* _AVAILABLE RECORDS_:
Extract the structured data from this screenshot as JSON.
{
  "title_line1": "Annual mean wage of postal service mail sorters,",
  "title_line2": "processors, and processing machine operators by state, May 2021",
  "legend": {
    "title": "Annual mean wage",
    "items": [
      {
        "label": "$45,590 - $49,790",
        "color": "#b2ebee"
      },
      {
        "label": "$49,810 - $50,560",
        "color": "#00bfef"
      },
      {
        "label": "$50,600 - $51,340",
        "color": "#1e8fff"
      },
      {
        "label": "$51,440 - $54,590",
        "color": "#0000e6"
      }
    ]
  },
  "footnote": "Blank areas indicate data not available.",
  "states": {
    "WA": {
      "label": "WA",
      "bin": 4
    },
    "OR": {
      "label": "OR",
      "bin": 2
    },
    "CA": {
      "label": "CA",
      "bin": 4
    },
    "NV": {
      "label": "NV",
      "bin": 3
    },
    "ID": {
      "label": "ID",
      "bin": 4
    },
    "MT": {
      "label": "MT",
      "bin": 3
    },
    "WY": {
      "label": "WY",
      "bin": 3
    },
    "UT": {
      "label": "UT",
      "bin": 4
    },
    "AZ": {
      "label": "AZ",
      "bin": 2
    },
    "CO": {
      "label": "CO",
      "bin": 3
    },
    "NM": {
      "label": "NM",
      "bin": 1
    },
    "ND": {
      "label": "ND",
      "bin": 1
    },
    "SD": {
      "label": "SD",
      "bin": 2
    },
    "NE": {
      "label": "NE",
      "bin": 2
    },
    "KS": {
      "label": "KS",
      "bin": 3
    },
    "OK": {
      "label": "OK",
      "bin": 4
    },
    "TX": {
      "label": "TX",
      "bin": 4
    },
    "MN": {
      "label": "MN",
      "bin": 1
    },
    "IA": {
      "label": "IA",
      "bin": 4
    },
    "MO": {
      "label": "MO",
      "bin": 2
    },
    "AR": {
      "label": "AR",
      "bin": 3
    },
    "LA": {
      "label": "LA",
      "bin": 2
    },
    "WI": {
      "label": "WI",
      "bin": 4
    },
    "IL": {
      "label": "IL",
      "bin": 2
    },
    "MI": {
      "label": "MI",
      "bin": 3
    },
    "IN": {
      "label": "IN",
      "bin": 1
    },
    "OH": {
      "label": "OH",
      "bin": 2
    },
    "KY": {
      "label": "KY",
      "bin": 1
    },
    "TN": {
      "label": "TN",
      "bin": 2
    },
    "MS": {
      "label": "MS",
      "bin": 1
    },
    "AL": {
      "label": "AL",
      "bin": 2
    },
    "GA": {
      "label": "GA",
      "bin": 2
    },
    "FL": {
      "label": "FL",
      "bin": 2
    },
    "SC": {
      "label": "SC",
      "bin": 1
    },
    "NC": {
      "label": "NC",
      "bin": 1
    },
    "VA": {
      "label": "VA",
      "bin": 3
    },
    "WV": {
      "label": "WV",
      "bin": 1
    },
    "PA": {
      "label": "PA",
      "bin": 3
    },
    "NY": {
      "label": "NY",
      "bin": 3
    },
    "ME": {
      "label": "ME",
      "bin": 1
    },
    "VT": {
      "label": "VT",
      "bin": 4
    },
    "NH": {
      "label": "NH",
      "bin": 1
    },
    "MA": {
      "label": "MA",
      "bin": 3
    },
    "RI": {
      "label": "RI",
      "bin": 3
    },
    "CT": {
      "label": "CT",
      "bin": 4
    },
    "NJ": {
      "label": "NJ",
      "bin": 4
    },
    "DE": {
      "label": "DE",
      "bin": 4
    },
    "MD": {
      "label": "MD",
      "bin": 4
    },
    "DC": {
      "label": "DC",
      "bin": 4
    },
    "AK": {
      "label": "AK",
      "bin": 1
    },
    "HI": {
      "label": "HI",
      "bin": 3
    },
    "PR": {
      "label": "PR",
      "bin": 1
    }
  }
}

* _OBJECTIVE_: Work out how many lines in the records above contain the word "Annual", and give only that number.

* _EXPECTED ANSWER_: 2